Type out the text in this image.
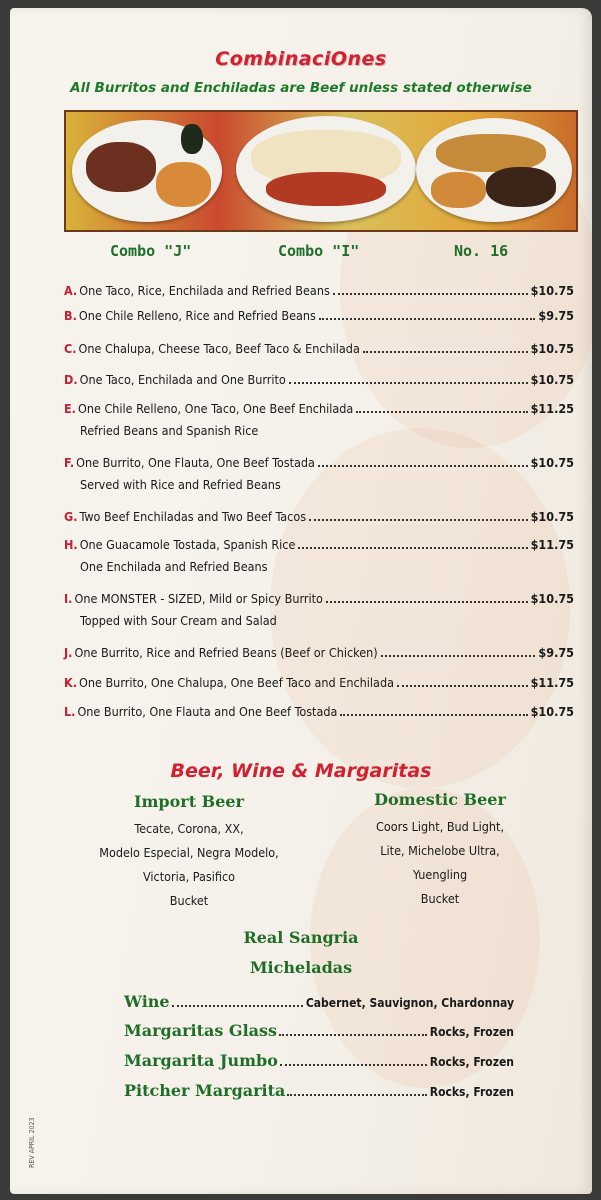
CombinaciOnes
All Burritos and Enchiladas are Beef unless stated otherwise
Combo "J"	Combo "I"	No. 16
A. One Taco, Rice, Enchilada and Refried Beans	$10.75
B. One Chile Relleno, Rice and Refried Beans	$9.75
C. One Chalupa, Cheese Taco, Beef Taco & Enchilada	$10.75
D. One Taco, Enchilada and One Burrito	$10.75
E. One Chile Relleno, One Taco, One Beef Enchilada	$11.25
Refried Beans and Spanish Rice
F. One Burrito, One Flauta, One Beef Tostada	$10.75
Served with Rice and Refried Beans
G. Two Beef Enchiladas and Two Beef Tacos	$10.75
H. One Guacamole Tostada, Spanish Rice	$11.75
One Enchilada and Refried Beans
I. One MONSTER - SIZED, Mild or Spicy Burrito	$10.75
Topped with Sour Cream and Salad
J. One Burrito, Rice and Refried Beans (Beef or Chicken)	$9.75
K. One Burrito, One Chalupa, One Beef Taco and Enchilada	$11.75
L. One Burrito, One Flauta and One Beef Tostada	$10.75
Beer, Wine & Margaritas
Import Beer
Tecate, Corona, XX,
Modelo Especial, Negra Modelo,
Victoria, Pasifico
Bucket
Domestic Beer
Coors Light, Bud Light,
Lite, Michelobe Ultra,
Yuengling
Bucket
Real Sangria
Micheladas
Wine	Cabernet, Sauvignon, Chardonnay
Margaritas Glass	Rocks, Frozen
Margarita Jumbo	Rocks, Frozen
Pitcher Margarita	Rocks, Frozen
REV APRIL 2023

_ _ _ _ _ _ _

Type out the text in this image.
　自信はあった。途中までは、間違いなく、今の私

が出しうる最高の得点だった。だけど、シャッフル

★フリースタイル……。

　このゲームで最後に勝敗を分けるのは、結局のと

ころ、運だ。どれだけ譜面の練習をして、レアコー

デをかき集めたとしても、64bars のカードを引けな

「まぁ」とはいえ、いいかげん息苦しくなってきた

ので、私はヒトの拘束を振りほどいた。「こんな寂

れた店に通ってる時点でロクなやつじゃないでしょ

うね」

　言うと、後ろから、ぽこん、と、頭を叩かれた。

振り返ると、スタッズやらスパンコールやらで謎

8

_ _ _ _ _ _ _

# [WRITTEN INSTRUCTION]
Copy every line of the records above that contains "Chile".

# [RESPONSE BELOW]
B. One Chile Relleno, Rice and Refried Beans	$9.75
E. One Chile Relleno, One Taco, One Beef Enchilada	$11.25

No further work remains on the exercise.